_Set problem:_ Of all the lines in the records, how many hold the word "First"? Answer with the number only.
**** Task material
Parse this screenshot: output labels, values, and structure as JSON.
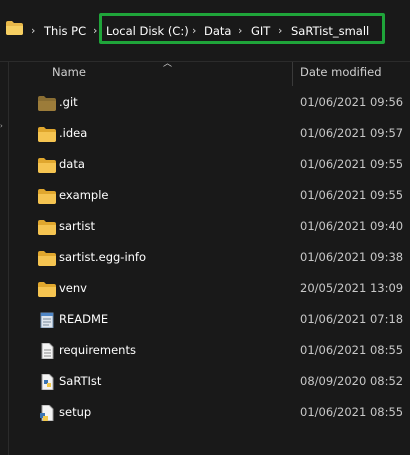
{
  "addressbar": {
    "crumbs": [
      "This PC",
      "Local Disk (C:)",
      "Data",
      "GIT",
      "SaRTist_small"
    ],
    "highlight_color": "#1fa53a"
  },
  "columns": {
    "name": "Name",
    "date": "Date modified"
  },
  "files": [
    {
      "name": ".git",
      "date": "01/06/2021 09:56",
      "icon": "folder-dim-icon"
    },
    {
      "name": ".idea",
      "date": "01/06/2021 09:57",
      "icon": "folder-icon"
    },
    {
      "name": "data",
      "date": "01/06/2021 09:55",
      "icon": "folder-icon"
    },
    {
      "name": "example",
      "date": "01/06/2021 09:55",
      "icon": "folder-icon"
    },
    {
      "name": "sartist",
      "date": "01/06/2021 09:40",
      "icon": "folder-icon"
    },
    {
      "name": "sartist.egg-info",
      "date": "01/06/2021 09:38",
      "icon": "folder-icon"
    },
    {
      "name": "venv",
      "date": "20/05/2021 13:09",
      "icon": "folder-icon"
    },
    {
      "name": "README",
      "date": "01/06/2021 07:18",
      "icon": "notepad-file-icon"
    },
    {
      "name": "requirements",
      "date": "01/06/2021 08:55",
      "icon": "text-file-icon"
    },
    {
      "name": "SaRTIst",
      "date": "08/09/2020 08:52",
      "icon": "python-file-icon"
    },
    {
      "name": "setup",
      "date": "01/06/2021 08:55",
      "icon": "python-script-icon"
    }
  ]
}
********
**** Task material
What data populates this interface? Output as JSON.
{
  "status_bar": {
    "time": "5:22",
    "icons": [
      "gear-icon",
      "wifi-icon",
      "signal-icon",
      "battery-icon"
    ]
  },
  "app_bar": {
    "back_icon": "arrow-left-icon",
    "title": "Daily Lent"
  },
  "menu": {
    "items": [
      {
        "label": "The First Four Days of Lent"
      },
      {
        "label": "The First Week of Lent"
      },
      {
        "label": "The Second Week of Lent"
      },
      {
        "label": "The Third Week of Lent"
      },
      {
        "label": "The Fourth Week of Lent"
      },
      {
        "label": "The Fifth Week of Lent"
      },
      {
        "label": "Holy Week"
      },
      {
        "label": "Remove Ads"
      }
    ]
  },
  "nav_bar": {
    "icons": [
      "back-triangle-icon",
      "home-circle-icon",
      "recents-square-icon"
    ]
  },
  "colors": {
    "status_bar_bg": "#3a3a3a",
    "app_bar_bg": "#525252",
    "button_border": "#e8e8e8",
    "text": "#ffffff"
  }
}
********
**** Task material
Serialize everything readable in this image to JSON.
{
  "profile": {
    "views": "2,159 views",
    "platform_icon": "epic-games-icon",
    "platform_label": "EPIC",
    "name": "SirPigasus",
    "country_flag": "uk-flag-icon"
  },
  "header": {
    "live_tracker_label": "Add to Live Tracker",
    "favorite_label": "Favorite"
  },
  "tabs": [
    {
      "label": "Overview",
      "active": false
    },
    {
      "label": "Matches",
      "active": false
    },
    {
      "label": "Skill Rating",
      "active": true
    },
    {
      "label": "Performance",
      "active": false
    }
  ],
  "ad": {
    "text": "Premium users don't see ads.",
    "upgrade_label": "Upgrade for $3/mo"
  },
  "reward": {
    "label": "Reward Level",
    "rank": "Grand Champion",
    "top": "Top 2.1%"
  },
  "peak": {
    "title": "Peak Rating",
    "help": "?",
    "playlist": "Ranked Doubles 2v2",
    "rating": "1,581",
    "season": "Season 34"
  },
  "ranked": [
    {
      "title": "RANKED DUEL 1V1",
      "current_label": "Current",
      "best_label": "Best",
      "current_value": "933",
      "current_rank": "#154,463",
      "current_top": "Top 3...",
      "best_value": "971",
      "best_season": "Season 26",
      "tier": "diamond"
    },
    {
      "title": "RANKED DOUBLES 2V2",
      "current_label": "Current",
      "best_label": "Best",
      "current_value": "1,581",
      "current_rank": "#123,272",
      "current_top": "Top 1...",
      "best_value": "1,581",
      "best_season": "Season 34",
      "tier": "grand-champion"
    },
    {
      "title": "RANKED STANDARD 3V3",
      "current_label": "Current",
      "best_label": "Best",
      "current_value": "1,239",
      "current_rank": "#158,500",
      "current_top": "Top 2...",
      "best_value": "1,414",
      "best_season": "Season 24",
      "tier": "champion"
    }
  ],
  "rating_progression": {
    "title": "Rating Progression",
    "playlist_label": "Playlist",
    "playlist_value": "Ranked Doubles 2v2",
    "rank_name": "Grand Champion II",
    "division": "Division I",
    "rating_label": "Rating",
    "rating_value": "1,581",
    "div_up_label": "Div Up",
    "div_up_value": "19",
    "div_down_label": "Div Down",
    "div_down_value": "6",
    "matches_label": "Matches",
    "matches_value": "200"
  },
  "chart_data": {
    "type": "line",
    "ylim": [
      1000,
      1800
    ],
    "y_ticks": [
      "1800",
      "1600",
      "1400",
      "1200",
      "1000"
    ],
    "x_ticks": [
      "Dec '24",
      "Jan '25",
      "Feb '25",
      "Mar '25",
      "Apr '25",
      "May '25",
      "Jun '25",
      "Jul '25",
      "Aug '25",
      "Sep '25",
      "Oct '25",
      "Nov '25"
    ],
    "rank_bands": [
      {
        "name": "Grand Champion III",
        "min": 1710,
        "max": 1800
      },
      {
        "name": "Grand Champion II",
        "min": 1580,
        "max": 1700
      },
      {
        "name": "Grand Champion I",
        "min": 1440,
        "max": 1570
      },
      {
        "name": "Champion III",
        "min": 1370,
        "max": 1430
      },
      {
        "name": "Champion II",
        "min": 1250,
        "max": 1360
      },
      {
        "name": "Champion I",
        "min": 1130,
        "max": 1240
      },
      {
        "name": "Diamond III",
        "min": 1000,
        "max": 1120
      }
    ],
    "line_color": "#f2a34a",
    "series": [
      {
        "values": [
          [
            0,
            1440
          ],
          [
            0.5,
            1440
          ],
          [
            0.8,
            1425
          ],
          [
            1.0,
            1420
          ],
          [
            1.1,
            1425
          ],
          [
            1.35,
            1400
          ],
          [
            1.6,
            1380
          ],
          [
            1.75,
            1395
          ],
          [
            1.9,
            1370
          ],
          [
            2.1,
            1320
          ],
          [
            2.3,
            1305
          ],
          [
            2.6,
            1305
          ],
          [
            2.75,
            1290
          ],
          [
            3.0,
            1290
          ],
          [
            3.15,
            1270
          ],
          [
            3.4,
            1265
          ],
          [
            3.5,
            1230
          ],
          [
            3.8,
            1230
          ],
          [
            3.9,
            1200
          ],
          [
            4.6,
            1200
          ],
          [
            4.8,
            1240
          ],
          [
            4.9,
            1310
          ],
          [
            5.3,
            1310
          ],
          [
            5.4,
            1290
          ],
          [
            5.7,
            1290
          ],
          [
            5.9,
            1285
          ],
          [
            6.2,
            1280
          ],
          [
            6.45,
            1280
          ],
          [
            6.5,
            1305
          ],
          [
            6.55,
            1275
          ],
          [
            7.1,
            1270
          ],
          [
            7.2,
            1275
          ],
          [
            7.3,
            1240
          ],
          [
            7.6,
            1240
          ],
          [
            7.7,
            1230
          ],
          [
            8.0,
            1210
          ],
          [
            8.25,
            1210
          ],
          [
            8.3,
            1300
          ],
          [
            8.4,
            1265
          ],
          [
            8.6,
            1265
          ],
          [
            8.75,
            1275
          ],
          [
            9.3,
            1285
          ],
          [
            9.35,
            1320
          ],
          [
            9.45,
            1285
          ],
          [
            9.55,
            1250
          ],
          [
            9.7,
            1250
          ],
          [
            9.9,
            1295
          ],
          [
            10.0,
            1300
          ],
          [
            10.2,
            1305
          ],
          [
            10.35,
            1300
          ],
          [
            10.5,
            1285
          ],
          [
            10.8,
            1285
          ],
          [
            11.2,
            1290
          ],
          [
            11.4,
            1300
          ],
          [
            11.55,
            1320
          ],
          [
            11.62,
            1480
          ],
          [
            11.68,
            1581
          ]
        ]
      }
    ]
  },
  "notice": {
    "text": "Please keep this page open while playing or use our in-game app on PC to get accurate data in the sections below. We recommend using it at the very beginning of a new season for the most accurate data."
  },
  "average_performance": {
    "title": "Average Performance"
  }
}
********
_Finished answer:_ 2